— BEGIN —

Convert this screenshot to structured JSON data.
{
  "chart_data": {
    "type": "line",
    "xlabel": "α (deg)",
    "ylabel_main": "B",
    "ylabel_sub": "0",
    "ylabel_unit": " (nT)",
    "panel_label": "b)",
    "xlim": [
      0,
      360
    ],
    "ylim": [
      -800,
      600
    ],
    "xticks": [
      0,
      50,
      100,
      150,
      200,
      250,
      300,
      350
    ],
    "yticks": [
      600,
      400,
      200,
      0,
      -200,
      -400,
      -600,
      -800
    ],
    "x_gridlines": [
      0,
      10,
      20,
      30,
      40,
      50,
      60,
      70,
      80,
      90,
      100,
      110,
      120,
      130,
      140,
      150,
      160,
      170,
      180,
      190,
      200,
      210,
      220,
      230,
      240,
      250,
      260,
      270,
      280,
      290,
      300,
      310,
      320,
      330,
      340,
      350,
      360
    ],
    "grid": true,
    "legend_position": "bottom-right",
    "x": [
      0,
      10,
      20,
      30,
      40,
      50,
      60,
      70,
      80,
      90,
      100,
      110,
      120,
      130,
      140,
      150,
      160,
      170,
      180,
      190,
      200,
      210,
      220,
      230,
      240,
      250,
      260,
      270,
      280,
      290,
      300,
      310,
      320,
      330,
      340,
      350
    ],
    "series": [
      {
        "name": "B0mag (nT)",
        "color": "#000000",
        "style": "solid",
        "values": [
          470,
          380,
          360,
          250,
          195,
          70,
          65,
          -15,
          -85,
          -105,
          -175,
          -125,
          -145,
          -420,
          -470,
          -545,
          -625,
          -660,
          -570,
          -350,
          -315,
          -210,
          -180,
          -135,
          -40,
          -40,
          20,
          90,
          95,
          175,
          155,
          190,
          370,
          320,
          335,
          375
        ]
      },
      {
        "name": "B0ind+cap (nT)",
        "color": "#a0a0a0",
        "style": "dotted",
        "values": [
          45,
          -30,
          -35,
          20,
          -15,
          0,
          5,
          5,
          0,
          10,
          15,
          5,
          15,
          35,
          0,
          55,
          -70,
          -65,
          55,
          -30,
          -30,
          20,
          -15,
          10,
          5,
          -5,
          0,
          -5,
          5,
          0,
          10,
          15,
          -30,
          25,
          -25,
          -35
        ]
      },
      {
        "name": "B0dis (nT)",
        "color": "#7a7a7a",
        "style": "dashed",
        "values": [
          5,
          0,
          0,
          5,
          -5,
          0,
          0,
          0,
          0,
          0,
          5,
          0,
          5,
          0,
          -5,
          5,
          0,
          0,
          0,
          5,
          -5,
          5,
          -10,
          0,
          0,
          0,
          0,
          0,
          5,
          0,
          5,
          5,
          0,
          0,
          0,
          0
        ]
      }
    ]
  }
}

— END —

GOAL => Of the lines above, how many hold the word "style"? Say the number alone.

RESULT BELOW => 3